+++ Entries shown +++

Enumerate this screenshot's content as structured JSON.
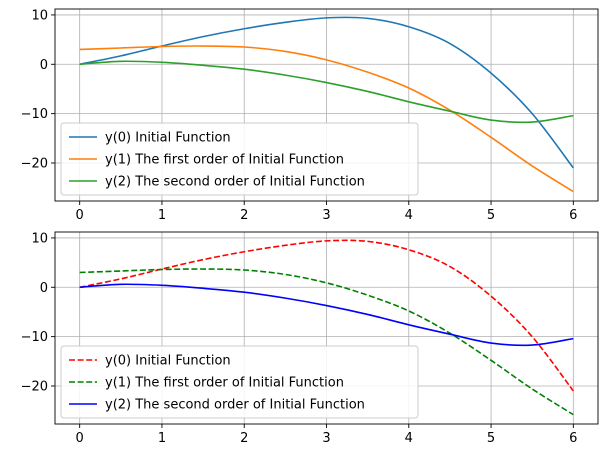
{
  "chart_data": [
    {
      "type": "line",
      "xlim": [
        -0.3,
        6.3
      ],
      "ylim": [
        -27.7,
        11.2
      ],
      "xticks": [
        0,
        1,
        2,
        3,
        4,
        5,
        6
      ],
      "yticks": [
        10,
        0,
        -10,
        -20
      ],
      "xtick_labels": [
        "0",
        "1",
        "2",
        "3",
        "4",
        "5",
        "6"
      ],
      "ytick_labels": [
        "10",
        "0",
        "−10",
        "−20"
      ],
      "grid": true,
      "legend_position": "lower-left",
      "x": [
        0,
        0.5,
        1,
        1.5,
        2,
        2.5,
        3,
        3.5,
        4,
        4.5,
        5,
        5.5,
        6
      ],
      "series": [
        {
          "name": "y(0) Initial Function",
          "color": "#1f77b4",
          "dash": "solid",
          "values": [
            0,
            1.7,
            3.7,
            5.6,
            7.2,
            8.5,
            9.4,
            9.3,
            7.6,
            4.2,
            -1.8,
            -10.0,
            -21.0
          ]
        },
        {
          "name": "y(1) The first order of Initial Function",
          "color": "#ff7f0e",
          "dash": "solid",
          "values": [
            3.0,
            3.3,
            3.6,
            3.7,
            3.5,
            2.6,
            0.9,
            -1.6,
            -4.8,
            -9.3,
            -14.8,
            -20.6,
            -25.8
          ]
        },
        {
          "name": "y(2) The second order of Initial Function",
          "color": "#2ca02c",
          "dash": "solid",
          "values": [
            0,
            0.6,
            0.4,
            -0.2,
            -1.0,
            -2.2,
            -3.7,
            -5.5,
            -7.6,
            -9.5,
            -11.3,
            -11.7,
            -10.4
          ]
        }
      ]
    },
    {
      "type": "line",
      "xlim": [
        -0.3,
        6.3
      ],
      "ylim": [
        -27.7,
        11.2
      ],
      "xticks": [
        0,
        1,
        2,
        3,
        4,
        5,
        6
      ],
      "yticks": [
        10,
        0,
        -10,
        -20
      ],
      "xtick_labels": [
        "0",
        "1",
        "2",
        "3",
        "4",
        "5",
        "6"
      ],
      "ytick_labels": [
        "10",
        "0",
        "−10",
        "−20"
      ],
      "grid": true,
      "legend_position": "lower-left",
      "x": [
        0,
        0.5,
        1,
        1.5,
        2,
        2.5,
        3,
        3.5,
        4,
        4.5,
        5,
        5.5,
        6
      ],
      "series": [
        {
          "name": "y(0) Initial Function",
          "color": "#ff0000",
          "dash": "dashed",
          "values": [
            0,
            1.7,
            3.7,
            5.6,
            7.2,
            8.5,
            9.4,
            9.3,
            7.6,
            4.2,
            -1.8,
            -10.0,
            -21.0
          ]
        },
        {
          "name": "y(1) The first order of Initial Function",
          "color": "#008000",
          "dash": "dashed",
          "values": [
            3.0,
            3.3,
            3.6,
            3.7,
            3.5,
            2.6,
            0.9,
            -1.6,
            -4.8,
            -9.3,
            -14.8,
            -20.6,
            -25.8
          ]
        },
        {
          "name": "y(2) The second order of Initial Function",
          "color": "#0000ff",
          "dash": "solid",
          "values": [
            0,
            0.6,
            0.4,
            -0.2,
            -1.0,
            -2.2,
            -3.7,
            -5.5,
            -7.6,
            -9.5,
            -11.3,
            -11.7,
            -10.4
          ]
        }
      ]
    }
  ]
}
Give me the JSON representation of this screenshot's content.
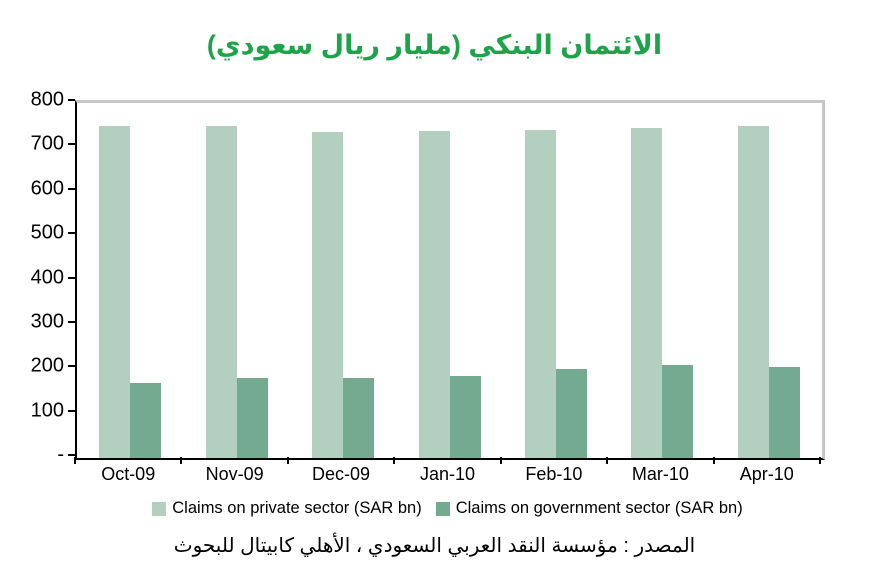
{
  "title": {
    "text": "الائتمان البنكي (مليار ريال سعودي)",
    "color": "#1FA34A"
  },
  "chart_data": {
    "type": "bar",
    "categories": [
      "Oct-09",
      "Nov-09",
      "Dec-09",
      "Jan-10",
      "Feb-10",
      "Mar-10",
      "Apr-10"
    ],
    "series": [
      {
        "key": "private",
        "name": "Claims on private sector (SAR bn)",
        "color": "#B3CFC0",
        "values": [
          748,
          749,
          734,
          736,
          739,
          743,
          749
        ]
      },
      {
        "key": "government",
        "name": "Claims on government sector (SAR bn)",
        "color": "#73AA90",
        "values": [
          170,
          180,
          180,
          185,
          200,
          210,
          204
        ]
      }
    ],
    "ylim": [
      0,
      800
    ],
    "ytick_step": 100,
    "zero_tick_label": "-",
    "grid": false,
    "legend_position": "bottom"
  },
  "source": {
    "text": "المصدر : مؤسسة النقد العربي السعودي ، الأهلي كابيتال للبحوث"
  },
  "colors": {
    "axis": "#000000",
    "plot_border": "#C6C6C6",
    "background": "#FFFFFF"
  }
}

+++
+++ Entries shown +++

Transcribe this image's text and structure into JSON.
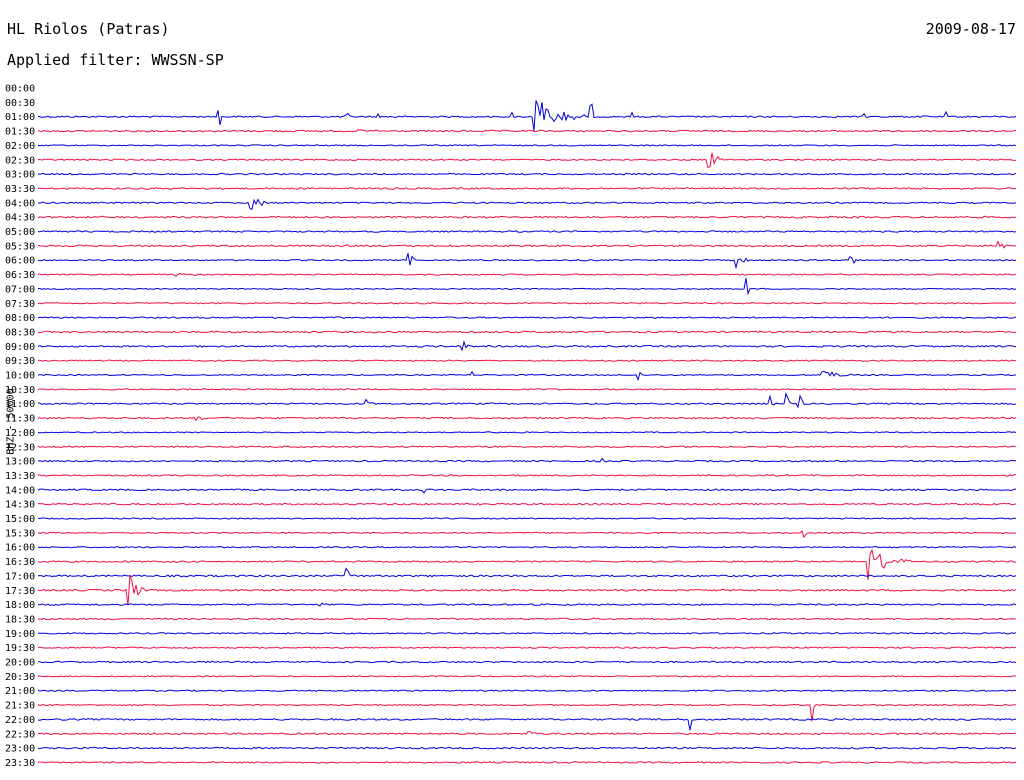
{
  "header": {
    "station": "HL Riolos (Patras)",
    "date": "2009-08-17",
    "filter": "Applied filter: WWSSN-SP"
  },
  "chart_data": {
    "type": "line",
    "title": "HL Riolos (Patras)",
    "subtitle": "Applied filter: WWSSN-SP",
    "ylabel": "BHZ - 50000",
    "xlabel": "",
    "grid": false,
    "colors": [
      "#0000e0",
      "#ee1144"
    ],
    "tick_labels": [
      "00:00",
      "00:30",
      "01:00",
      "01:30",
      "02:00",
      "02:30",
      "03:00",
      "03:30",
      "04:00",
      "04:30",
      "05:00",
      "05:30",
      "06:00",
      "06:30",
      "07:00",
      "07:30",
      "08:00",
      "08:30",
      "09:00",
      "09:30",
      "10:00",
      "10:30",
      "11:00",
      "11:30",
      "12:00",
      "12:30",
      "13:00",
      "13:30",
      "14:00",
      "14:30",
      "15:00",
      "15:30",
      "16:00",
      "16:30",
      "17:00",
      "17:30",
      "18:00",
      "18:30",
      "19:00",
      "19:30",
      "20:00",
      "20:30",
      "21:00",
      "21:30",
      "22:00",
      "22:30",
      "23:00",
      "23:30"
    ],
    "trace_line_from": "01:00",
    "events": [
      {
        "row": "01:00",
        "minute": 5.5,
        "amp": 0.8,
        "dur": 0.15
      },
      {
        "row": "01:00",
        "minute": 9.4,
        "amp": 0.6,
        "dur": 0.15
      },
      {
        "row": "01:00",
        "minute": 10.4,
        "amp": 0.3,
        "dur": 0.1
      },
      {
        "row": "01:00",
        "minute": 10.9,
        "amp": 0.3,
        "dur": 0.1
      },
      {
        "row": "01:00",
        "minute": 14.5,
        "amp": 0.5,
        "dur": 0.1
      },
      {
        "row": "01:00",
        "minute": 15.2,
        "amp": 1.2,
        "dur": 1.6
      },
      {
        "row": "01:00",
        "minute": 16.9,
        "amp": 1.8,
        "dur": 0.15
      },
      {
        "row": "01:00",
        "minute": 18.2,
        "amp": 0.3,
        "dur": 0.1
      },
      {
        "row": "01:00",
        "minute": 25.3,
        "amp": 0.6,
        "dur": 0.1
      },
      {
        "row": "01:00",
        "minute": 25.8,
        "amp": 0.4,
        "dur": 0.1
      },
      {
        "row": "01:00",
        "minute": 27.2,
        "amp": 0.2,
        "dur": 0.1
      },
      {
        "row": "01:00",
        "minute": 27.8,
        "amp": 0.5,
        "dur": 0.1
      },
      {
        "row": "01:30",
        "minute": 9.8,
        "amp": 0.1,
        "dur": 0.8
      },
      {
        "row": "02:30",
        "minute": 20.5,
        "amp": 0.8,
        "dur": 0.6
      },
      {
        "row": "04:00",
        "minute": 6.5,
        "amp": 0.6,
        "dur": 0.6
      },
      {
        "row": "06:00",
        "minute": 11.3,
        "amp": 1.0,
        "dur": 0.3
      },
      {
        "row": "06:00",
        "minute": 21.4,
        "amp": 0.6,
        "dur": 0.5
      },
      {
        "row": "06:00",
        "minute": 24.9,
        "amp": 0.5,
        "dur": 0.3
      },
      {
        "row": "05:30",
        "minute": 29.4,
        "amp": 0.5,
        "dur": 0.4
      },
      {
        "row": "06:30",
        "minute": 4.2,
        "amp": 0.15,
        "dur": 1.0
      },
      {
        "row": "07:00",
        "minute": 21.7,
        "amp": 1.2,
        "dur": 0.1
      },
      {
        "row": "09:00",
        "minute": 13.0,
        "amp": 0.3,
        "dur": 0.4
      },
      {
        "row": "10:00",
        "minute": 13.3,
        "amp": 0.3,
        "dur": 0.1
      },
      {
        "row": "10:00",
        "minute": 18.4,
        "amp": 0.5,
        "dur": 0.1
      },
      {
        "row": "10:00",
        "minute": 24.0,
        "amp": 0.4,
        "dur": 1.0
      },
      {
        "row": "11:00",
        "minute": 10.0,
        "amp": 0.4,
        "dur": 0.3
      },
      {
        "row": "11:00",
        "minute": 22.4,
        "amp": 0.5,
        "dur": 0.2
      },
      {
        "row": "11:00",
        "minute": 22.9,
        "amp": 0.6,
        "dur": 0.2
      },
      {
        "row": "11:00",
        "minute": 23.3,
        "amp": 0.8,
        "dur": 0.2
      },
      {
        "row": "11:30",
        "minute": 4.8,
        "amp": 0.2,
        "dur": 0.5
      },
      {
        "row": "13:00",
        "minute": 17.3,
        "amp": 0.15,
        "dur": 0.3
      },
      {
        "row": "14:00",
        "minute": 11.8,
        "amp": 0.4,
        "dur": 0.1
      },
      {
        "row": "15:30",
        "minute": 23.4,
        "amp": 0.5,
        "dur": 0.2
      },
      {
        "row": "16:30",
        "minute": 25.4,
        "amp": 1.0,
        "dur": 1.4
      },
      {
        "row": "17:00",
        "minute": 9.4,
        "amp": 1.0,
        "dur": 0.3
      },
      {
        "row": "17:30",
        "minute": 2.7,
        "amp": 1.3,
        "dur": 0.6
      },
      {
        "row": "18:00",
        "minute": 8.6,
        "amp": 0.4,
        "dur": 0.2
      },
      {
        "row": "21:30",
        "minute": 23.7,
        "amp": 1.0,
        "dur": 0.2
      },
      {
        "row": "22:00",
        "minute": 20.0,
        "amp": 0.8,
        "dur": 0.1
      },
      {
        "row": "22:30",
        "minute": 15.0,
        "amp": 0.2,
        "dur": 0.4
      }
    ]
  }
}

+++
+++ Entries shown +++

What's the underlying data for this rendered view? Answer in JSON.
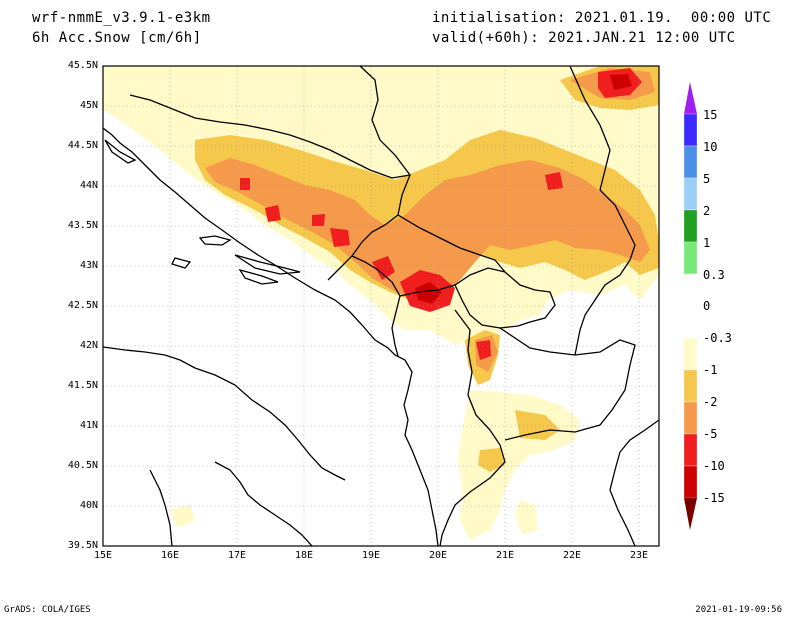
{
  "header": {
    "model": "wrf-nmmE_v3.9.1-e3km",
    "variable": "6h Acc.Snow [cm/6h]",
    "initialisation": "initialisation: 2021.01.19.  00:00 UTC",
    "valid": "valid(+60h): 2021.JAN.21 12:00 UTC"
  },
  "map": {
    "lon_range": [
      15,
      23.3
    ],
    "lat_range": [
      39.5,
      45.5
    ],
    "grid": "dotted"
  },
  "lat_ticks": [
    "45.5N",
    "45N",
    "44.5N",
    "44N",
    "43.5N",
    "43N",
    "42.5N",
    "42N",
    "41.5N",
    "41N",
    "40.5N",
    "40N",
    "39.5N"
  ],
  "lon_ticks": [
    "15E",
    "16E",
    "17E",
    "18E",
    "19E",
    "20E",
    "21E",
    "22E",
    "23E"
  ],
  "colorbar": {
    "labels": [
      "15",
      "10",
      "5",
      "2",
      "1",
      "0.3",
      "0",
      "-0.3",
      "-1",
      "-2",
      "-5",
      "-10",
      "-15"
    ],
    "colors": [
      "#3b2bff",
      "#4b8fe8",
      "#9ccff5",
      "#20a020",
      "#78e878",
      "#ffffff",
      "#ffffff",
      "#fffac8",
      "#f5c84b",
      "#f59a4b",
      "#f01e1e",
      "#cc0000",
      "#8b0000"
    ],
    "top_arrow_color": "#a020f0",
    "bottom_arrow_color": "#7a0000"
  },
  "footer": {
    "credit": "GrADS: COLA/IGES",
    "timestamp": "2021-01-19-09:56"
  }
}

+++

*Direction*:
Each line containing the word "WWSSN" counts once; say how many such lines there are, giving only the number.

*Reply to the task*:
2